## Figure data in JSON:
⟨
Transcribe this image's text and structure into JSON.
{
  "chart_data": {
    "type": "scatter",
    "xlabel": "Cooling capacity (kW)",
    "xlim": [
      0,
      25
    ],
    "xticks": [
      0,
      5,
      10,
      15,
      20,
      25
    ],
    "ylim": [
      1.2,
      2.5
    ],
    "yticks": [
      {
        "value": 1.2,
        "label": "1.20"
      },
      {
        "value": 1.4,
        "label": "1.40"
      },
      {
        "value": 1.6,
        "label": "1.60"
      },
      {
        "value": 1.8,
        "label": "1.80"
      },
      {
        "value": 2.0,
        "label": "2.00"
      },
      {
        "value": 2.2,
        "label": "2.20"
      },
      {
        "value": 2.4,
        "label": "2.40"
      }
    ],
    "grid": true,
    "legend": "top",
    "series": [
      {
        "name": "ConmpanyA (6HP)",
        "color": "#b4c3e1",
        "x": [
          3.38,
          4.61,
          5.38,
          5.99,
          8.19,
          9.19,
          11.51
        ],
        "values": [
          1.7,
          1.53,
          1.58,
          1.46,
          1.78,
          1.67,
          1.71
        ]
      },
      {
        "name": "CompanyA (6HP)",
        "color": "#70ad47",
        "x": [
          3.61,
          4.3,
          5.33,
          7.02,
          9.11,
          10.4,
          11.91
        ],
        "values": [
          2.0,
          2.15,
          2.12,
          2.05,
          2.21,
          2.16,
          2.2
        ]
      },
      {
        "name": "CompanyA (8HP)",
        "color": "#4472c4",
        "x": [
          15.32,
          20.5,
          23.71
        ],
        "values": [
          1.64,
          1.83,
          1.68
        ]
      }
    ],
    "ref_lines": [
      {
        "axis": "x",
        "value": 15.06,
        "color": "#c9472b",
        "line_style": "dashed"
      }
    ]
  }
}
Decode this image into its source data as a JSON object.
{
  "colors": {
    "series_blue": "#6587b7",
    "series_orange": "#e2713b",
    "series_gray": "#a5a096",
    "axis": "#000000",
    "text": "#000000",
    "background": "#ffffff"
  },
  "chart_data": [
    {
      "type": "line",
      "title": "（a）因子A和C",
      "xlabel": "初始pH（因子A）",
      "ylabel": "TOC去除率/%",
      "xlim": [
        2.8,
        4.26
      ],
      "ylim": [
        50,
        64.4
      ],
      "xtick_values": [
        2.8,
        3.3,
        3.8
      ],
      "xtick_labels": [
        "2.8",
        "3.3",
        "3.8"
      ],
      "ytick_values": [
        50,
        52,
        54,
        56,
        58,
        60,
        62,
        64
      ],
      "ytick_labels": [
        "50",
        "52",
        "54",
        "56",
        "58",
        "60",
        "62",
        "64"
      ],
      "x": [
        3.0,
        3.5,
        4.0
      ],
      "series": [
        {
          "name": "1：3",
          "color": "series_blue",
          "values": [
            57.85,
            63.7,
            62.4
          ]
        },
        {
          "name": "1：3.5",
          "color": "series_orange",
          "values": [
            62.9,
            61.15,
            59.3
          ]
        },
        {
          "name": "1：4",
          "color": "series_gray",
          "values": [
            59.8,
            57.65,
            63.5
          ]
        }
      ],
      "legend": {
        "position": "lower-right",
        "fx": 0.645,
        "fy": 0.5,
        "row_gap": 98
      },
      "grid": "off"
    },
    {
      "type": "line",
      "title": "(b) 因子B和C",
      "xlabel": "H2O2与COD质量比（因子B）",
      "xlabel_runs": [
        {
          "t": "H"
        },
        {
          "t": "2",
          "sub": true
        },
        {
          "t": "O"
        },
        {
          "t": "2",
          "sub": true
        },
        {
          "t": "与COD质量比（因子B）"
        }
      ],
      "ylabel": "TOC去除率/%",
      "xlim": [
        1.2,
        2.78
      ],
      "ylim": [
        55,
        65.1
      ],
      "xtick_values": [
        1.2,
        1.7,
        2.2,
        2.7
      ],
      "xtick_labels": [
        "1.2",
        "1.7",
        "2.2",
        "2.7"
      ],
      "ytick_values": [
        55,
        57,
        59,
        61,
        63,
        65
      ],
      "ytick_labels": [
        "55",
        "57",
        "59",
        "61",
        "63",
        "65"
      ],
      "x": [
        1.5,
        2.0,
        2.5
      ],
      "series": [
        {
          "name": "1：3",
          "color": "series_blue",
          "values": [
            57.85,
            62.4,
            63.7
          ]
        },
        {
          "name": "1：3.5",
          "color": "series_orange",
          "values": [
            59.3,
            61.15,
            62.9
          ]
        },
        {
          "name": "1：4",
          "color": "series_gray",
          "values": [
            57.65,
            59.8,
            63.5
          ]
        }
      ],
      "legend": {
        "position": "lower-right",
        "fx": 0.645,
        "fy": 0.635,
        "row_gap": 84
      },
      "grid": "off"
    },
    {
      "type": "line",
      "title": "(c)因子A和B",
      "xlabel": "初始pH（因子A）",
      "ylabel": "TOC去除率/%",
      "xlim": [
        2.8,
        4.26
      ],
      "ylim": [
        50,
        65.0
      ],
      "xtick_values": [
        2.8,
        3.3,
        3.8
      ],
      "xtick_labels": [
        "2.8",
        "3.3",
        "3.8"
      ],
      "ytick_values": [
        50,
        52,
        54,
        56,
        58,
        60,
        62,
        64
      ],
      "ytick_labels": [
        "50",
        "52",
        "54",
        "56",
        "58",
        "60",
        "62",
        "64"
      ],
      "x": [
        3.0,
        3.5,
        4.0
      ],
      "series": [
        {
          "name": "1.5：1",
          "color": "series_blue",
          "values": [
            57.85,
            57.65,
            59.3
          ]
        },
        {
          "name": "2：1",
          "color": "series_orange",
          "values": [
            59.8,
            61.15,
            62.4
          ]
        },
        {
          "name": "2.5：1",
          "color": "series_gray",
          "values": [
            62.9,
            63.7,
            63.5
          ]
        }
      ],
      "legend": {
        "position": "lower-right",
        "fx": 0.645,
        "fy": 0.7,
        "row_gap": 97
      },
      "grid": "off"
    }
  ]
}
⟩
## DIRECTIVE:
Output every entry shown above, exactly.

## EXERCISE RESULT:
Transcribe this image's text and structure into JSON.
{
  "chart_data": {
    "type": "scatter",
    "xlabel": "Cooling capacity (kW)",
    "xlim": [
      0,
      25
    ],
    "xticks": [
      0,
      5,
      10,
      15,
      20,
      25
    ],
    "ylim": [
      1.2,
      2.5
    ],
    "yticks": [
      {
        "value": 1.2,
        "label": "1.20"
      },
      {
        "value": 1.4,
        "label": "1.40"
      },
      {
        "value": 1.6,
        "label": "1.60"
      },
      {
        "value": 1.8,
        "label": "1.80"
      },
      {
        "value": 2.0,
        "label": "2.00"
      },
      {
        "value": 2.2,
        "label": "2.20"
      },
      {
        "value": 2.4,
        "label": "2.40"
      }
    ],
    "grid": true,
    "legend": "top",
    "series": [
      {
        "name": "ConmpanyA (6HP)",
        "color": "#b4c3e1",
        "x": [
          3.38,
          4.61,
          5.38,
          5.99,
          8.19,
          9.19,
          11.51
        ],
        "values": [
          1.7,
          1.53,
          1.58,
          1.46,
          1.78,
          1.67,
          1.71
        ]
      },
      {
        "name": "CompanyA (6HP)",
        "color": "#70ad47",
        "x": [
          3.61,
          4.3,
          5.33,
          7.02,
          9.11,
          10.4,
          11.91
        ],
        "values": [
          2.0,
          2.15,
          2.12,
          2.05,
          2.21,
          2.16,
          2.2
        ]
      },
      {
        "name": "CompanyA (8HP)",
        "color": "#4472c4",
        "x": [
          15.32,
          20.5,
          23.71
        ],
        "values": [
          1.64,
          1.83,
          1.68
        ]
      }
    ],
    "ref_lines": [
      {
        "axis": "x",
        "value": 15.06,
        "color": "#c9472b",
        "line_style": "dashed"
      }
    ]
  }
}
Decode this image into its source data as a JSON object.
{
  "colors": {
    "series_blue": "#6587b7",
    "series_orange": "#e2713b",
    "series_gray": "#a5a096",
    "axis": "#000000",
    "text": "#000000",
    "background": "#ffffff"
  },
  "chart_data": [
    {
      "type": "line",
      "title": "（a）因子A和C",
      "xlabel": "初始pH（因子A）",
      "ylabel": "TOC去除率/%",
      "xlim": [
        2.8,
        4.26
      ],
      "ylim": [
        50,
        64.4
      ],
      "xtick_values": [
        2.8,
        3.3,
        3.8
      ],
      "xtick_labels": [
        "2.8",
        "3.3",
        "3.8"
      ],
      "ytick_values": [
        50,
        52,
        54,
        56,
        58,
        60,
        62,
        64
      ],
      "ytick_labels": [
        "50",
        "52",
        "54",
        "56",
        "58",
        "60",
        "62",
        "64"
      ],
      "x": [
        3.0,
        3.5,
        4.0
      ],
      "series": [
        {
          "name": "1：3",
          "color": "series_blue",
          "values": [
            57.85,
            63.7,
            62.4
          ]
        },
        {
          "name": "1：3.5",
          "color": "series_orange",
          "values": [
            62.9,
            61.15,
            59.3
          ]
        },
        {
          "name": "1：4",
          "color": "series_gray",
          "values": [
            59.8,
            57.65,
            63.5
          ]
        }
      ],
      "legend": {
        "position": "lower-right",
        "fx": 0.645,
        "fy": 0.5,
        "row_gap": 98
      },
      "grid": "off"
    },
    {
      "type": "line",
      "title": "(b) 因子B和C",
      "xlabel": "H2O2与COD质量比（因子B）",
      "xlabel_runs": [
        {
          "t": "H"
        },
        {
          "t": "2",
          "sub": true
        },
        {
          "t": "O"
        },
        {
          "t": "2",
          "sub": true
        },
        {
          "t": "与COD质量比（因子B）"
        }
      ],
      "ylabel": "TOC去除率/%",
      "xlim": [
        1.2,
        2.78
      ],
      "ylim": [
        55,
        65.1
      ],
      "xtick_values": [
        1.2,
        1.7,
        2.2,
        2.7
      ],
      "xtick_labels": [
        "1.2",
        "1.7",
        "2.2",
        "2.7"
      ],
      "ytick_values": [
        55,
        57,
        59,
        61,
        63,
        65
      ],
      "ytick_labels": [
        "55",
        "57",
        "59",
        "61",
        "63",
        "65"
      ],
      "x": [
        1.5,
        2.0,
        2.5
      ],
      "series": [
        {
          "name": "1：3",
          "color": "series_blue",
          "values": [
            57.85,
            62.4,
            63.7
          ]
        },
        {
          "name": "1：3.5",
          "color": "series_orange",
          "values": [
            59.3,
            61.15,
            62.9
          ]
        },
        {
          "name": "1：4",
          "color": "series_gray",
          "values": [
            57.65,
            59.8,
            63.5
          ]
        }
      ],
      "legend": {
        "position": "lower-right",
        "fx": 0.645,
        "fy": 0.635,
        "row_gap": 84
      },
      "grid": "off"
    },
    {
      "type": "line",
      "title": "(c)因子A和B",
      "xlabel": "初始pH（因子A）",
      "ylabel": "TOC去除率/%",
      "xlim": [
        2.8,
        4.26
      ],
      "ylim": [
        50,
        65.0
      ],
      "xtick_values": [
        2.8,
        3.3,
        3.8
      ],
      "xtick_labels": [
        "2.8",
        "3.3",
        "3.8"
      ],
      "ytick_values": [
        50,
        52,
        54,
        56,
        58,
        60,
        62,
        64
      ],
      "ytick_labels": [
        "50",
        "52",
        "54",
        "56",
        "58",
        "60",
        "62",
        "64"
      ],
      "x": [
        3.0,
        3.5,
        4.0
      ],
      "series": [
        {
          "name": "1.5：1",
          "color": "series_blue",
          "values": [
            57.85,
            57.65,
            59.3
          ]
        },
        {
          "name": "2：1",
          "color": "series_orange",
          "values": [
            59.8,
            61.15,
            62.4
          ]
        },
        {
          "name": "2.5：1",
          "color": "series_gray",
          "values": [
            62.9,
            63.7,
            63.5
          ]
        }
      ],
      "legend": {
        "position": "lower-right",
        "fx": 0.645,
        "fy": 0.7,
        "row_gap": 97
      },
      "grid": "off"
    }
  ]
}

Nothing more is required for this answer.